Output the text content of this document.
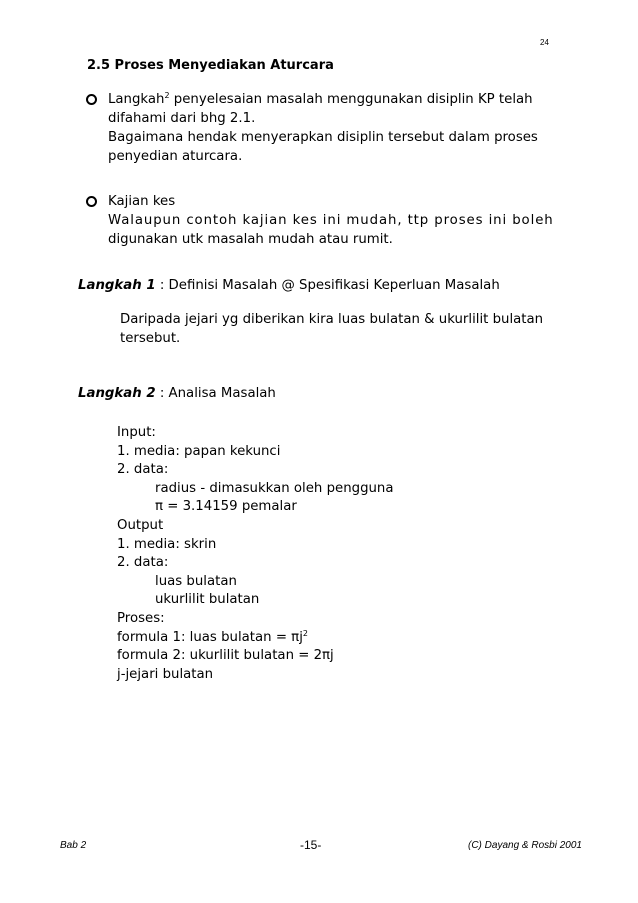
24
2.5 Proses Menyediakan Aturcara
Langkah$^2$ penyelesaian masalah menggunakan disiplin KP telah
difahami dari bhg 2.1.
Bagaimana hendak menyerapkan disiplin tersebut dalam proses
penyedian aturcara.
Kajian kes
Walaupun contoh kajian kes ini mudah, ttp proses ini boleh
digunakan utk masalah mudah atau rumit.
Langkah 1 : Definisi Masalah @ Spesifikasi Keperluan Masalah
Daripada jejari yg diberikan kira luas bulatan & ukurlilit bulatan
tersebut.
Langkah 2 : Analisa Masalah
Input:
1. media: papan kekunci
2. data:
radius - dimasukkan oleh pengguna
π = 3.14159 pemalar
Output
1. media: skrin
2. data:
luas bulatan
ukurlilit bulatan
Proses:
formula 1: luas bulatan = $\pi j^2$
formula 2: ukurlilit bulatan = 2πj
j-jejari bulatan
Bab 2	-15-	(C) Dayang & Rosbi 2001
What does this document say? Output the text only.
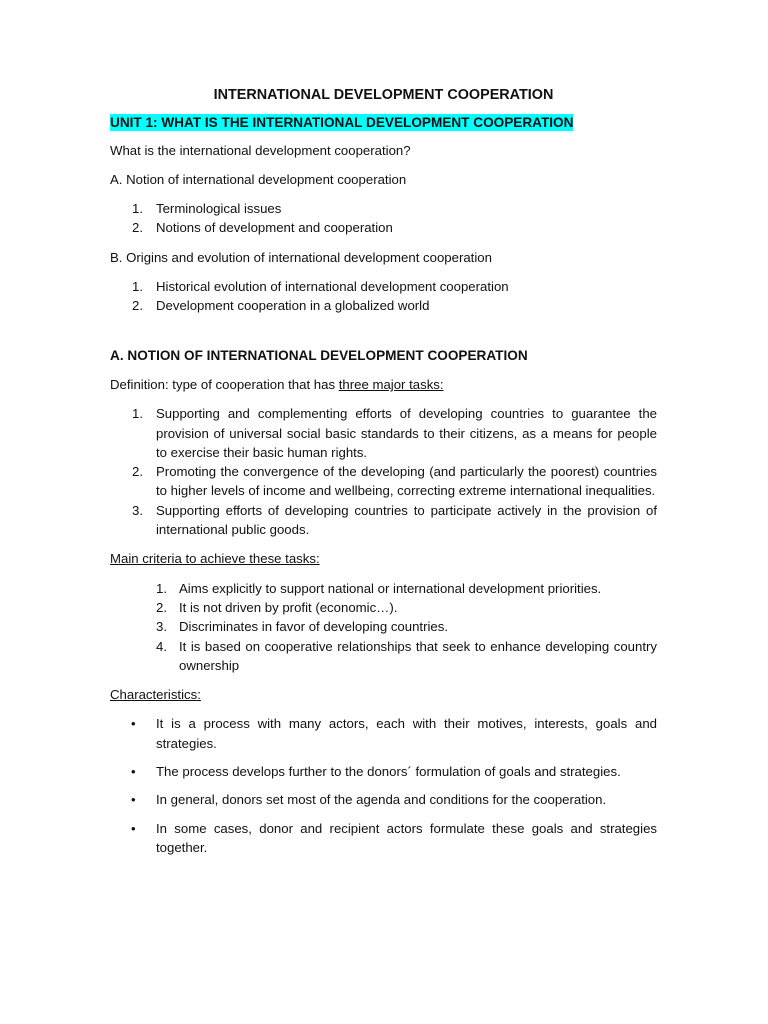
INTERNATIONAL DEVELOPMENT COOPERATION
UNIT 1: WHAT IS THE INTERNATIONAL DEVELOPMENT COOPERATION

What is the international development cooperation?

A. Notion of international development cooperation

1. Terminological issues
2. Notions of development and cooperation

B. Origins and evolution of international development cooperation

1. Historical evolution of international development cooperation
2. Development cooperation in a globalized world

A. NOTION OF INTERNATIONAL DEVELOPMENT COOPERATION

Definition: type of cooperation that has three major tasks:

1. Supporting and complementing efforts of developing countries to guarantee the provision of universal social basic standards to their citizens, as a means for people to exercise their basic human rights.
2. Promoting the convergence of the developing (and particularly the poorest) countries to higher levels of income and wellbeing, correcting extreme international inequalities.
3. Supporting efforts of developing countries to participate actively in the provision of international public goods.

Main criteria to achieve these tasks:

1. Aims explicitly to support national or international development priorities.
2. It is not driven by profit (economic…).
3. Discriminates in favor of developing countries.
4. It is based on cooperative relationships that seek to enhance developing country ownership

Characteristics:

• It is a process with many actors, each with their motives, interests, goals and strategies.
• The process develops further to the donors´ formulation of goals and strategies.
• In general, donors set most of the agenda and conditions for the cooperation.
• In some cases, donor and recipient actors formulate these goals and strategies together.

-.-.-

• **GOAL**
Check each line above for the string "efforts", then copy the ones that have it.

• **ANSWER TO THIS TASK**
1. Supporting and complementing efforts of developing countries to guarantee the provision of universal social basic standards to their citizens, as a means for people to exercise their basic human rights.
3. Supporting efforts of developing countries to participate actively in the provision of international public goods.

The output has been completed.